> [Task directions]: Quote every entry word for word.

> [Information given]:

****

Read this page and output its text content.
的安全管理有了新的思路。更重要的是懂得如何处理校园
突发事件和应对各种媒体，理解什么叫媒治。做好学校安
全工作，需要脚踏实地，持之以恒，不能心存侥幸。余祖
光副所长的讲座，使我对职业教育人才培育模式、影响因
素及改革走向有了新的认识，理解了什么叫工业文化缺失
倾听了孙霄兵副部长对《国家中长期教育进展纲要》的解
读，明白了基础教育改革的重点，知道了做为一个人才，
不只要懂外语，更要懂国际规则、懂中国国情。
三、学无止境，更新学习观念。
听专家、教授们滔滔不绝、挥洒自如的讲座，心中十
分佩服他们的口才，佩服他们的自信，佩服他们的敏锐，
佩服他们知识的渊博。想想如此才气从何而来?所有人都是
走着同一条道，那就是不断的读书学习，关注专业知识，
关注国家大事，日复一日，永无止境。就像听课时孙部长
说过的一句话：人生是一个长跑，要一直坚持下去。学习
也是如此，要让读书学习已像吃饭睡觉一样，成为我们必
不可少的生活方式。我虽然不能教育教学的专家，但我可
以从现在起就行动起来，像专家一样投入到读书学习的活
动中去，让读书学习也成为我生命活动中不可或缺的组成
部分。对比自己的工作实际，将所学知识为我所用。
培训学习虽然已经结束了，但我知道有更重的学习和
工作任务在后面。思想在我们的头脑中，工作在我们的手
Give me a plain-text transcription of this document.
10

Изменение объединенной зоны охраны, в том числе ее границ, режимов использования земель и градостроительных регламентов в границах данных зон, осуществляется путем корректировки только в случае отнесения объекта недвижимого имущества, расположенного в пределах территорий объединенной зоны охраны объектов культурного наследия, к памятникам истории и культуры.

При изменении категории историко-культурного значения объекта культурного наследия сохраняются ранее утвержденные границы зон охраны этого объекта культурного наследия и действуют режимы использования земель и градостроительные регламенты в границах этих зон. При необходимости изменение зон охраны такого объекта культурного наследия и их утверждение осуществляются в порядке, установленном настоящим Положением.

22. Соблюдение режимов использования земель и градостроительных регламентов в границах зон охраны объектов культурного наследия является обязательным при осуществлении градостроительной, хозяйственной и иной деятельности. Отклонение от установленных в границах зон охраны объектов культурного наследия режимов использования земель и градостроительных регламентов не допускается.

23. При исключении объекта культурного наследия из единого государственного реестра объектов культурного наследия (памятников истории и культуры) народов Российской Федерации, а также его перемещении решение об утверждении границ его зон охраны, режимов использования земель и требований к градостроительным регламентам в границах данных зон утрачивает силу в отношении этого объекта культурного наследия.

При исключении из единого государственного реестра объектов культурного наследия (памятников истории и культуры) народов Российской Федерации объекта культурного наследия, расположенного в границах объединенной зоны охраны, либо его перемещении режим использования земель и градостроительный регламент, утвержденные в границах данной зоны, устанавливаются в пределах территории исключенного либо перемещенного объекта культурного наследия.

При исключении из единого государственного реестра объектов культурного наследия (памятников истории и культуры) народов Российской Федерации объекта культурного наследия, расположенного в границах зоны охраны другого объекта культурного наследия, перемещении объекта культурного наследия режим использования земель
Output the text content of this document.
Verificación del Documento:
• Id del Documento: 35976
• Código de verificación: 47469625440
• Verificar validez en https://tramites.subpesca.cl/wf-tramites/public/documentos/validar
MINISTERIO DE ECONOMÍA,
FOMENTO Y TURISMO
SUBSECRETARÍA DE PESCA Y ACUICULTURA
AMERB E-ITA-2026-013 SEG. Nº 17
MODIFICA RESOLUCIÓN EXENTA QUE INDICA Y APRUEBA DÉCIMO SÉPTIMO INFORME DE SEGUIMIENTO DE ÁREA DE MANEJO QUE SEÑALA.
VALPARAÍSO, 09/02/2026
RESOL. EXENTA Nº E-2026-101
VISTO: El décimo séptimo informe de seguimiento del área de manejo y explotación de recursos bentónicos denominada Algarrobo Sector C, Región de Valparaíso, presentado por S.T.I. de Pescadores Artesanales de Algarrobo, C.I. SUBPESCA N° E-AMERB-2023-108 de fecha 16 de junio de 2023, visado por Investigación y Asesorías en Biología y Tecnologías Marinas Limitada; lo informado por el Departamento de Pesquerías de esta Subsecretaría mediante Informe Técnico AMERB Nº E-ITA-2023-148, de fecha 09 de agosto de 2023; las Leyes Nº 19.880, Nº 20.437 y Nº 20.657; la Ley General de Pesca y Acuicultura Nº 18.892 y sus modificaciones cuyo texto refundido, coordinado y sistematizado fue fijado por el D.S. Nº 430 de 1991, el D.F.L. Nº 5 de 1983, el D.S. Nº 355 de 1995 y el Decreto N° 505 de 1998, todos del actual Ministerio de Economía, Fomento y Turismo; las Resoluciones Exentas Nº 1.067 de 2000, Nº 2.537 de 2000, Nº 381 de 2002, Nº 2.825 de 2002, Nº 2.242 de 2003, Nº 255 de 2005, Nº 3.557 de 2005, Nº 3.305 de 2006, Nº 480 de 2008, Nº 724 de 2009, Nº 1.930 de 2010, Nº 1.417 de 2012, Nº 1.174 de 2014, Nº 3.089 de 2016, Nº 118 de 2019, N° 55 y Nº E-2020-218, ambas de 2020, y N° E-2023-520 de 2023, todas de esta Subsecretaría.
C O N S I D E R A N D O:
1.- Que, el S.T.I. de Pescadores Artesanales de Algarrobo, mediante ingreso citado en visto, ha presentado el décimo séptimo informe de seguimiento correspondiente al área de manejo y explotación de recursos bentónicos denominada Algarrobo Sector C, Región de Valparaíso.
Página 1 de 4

****

> [Solution for this problem]:
Read this page and output its text content.
的安全管理有了新的思路。更重要的是懂得如何处理校园
突发事件和应对各种媒体，理解什么叫媒治。做好学校安
全工作，需要脚踏实地，持之以恒，不能心存侥幸。余祖
光副所长的讲座，使我对职业教育人才培育模式、影响因
素及改革走向有了新的认识，理解了什么叫工业文化缺失
倾听了孙霄兵副部长对《国家中长期教育进展纲要》的解
读，明白了基础教育改革的重点，知道了做为一个人才，
不只要懂外语，更要懂国际规则、懂中国国情。
三、学无止境，更新学习观念。
听专家、教授们滔滔不绝、挥洒自如的讲座，心中十
分佩服他们的口才，佩服他们的自信，佩服他们的敏锐，
佩服他们知识的渊博。想想如此才气从何而来?所有人都是
走着同一条道，那就是不断的读书学习，关注专业知识，
关注国家大事，日复一日，永无止境。就像听课时孙部长
说过的一句话：人生是一个长跑，要一直坚持下去。学习
也是如此，要让读书学习已像吃饭睡觉一样，成为我们必
不可少的生活方式。我虽然不能教育教学的专家，但我可
以从现在起就行动起来，像专家一样投入到读书学习的活
动中去，让读书学习也成为我生命活动中不可或缺的组成
部分。对比自己的工作实际，将所学知识为我所用。
培训学习虽然已经结束了，但我知道有更重的学习和
工作任务在后面。思想在我们的头脑中，工作在我们的手
Give me a plain-text transcription of this document.
10

Изменение объединенной зоны охраны, в том числе ее границ, режимов использования земель и градостроительных регламентов в границах данных зон, осуществляется путем корректировки только в случае отнесения объекта недвижимого имущества, расположенного в пределах территорий объединенной зоны охраны объектов культурного наследия, к памятникам истории и культуры.

При изменении категории историко-культурного значения объекта культурного наследия сохраняются ранее утвержденные границы зон охраны этого объекта культурного наследия и действуют режимы использования земель и градостроительные регламенты в границах этих зон. При необходимости изменение зон охраны такого объекта культурного наследия и их утверждение осуществляются в порядке, установленном настоящим Положением.

22. Соблюдение режимов использования земель и градостроительных регламентов в границах зон охраны объектов культурного наследия является обязательным при осуществлении градостроительной, хозяйственной и иной деятельности. Отклонение от установленных в границах зон охраны объектов культурного наследия режимов использования земель и градостроительных регламентов не допускается.

23. При исключении объекта культурного наследия из единого государственного реестра объектов культурного наследия (памятников истории и культуры) народов Российской Федерации, а также его перемещении решение об утверждении границ его зон охраны, режимов использования земель и требований к градостроительным регламентам в границах данных зон утрачивает силу в отношении этого объекта культурного наследия.

При исключении из единого государственного реестра объектов культурного наследия (памятников истории и культуры) народов Российской Федерации объекта культурного наследия, расположенного в границах объединенной зоны охраны, либо его перемещении режим использования земель и градостроительный регламент, утвержденные в границах данной зоны, устанавливаются в пределах территории исключенного либо перемещенного объекта культурного наследия.

При исключении из единого государственного реестра объектов культурного наследия (памятников истории и культуры) народов Российской Федерации объекта культурного наследия, расположенного в границах зоны охраны другого объекта культурного наследия, перемещении объекта культурного наследия режим использования земель
Output the text content of this document.
Verificación del Documento:
• Id del Documento: 35976
• Código de verificación: 47469625440
• Verificar validez en https://tramites.subpesca.cl/wf-tramites/public/documentos/validar
MINISTERIO DE ECONOMÍA,
FOMENTO Y TURISMO
SUBSECRETARÍA DE PESCA Y ACUICULTURA
AMERB E-ITA-2026-013 SEG. Nº 17
MODIFICA RESOLUCIÓN EXENTA QUE INDICA Y APRUEBA DÉCIMO SÉPTIMO INFORME DE SEGUIMIENTO DE ÁREA DE MANEJO QUE SEÑALA.
VALPARAÍSO, 09/02/2026
RESOL. EXENTA Nº E-2026-101
VISTO: El décimo séptimo informe de seguimiento del área de manejo y explotación de recursos bentónicos denominada Algarrobo Sector C, Región de Valparaíso, presentado por S.T.I. de Pescadores Artesanales de Algarrobo, C.I. SUBPESCA N° E-AMERB-2023-108 de fecha 16 de junio de 2023, visado por Investigación y Asesorías en Biología y Tecnologías Marinas Limitada; lo informado por el Departamento de Pesquerías de esta Subsecretaría mediante Informe Técnico AMERB Nº E-ITA-2023-148, de fecha 09 de agosto de 2023; las Leyes Nº 19.880, Nº 20.437 y Nº 20.657; la Ley General de Pesca y Acuicultura Nº 18.892 y sus modificaciones cuyo texto refundido, coordinado y sistematizado fue fijado por el D.S. Nº 430 de 1991, el D.F.L. Nº 5 de 1983, el D.S. Nº 355 de 1995 y el Decreto N° 505 de 1998, todos del actual Ministerio de Economía, Fomento y Turismo; las Resoluciones Exentas Nº 1.067 de 2000, Nº 2.537 de 2000, Nº 381 de 2002, Nº 2.825 de 2002, Nº 2.242 de 2003, Nº 255 de 2005, Nº 3.557 de 2005, Nº 3.305 de 2006, Nº 480 de 2008, Nº 724 de 2009, Nº 1.930 de 2010, Nº 1.417 de 2012, Nº 1.174 de 2014, Nº 3.089 de 2016, Nº 118 de 2019, N° 55 y Nº E-2020-218, ambas de 2020, y N° E-2023-520 de 2023, todas de esta Subsecretaría.
C O N S I D E R A N D O:
1.- Que, el S.T.I. de Pescadores Artesanales de Algarrobo, mediante ingreso citado en visto, ha presentado el décimo séptimo informe de seguimiento correspondiente al área de manejo y explotación de recursos bentónicos denominada Algarrobo Sector C, Región de Valparaíso.
Página 1 de 4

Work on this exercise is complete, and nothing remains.